* begin Input data *
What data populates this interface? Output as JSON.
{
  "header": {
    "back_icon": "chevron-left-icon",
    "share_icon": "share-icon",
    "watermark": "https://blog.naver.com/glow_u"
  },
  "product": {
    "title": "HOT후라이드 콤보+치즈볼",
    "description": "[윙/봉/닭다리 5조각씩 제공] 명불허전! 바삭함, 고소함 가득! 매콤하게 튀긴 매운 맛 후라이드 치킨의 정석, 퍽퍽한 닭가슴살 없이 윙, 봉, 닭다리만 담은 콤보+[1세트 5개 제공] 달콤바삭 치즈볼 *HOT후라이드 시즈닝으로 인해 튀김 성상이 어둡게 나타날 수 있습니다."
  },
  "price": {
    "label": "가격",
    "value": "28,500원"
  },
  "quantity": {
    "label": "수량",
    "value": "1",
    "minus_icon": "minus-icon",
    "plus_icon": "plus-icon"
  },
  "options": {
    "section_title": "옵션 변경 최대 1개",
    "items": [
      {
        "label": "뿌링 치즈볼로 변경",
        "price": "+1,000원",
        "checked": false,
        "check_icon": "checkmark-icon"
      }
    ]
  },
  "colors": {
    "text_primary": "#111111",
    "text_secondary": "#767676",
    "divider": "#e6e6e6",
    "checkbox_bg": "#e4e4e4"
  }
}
* end Input data *
▸ **Directive**
Transcribe all of the lines in the records precisely.

▸ **Solution to this exercise**
What data populates this interface? Output as JSON.
{
  "header": {
    "back_icon": "chevron-left-icon",
    "share_icon": "share-icon",
    "watermark": "https://blog.naver.com/glow_u"
  },
  "product": {
    "title": "HOT후라이드 콤보+치즈볼",
    "description": "[윙/봉/닭다리 5조각씩 제공] 명불허전! 바삭함, 고소함 가득! 매콤하게 튀긴 매운 맛 후라이드 치킨의 정석, 퍽퍽한 닭가슴살 없이 윙, 봉, 닭다리만 담은 콤보+[1세트 5개 제공] 달콤바삭 치즈볼 *HOT후라이드 시즈닝으로 인해 튀김 성상이 어둡게 나타날 수 있습니다."
  },
  "price": {
    "label": "가격",
    "value": "28,500원"
  },
  "quantity": {
    "label": "수량",
    "value": "1",
    "minus_icon": "minus-icon",
    "plus_icon": "plus-icon"
  },
  "options": {
    "section_title": "옵션 변경 최대 1개",
    "items": [
      {
        "label": "뿌링 치즈볼로 변경",
        "price": "+1,000원",
        "checked": false,
        "check_icon": "checkmark-icon"
      }
    ]
  },
  "colors": {
    "text_primary": "#111111",
    "text_secondary": "#767676",
    "divider": "#e6e6e6",
    "checkbox_bg": "#e4e4e4"
  }
}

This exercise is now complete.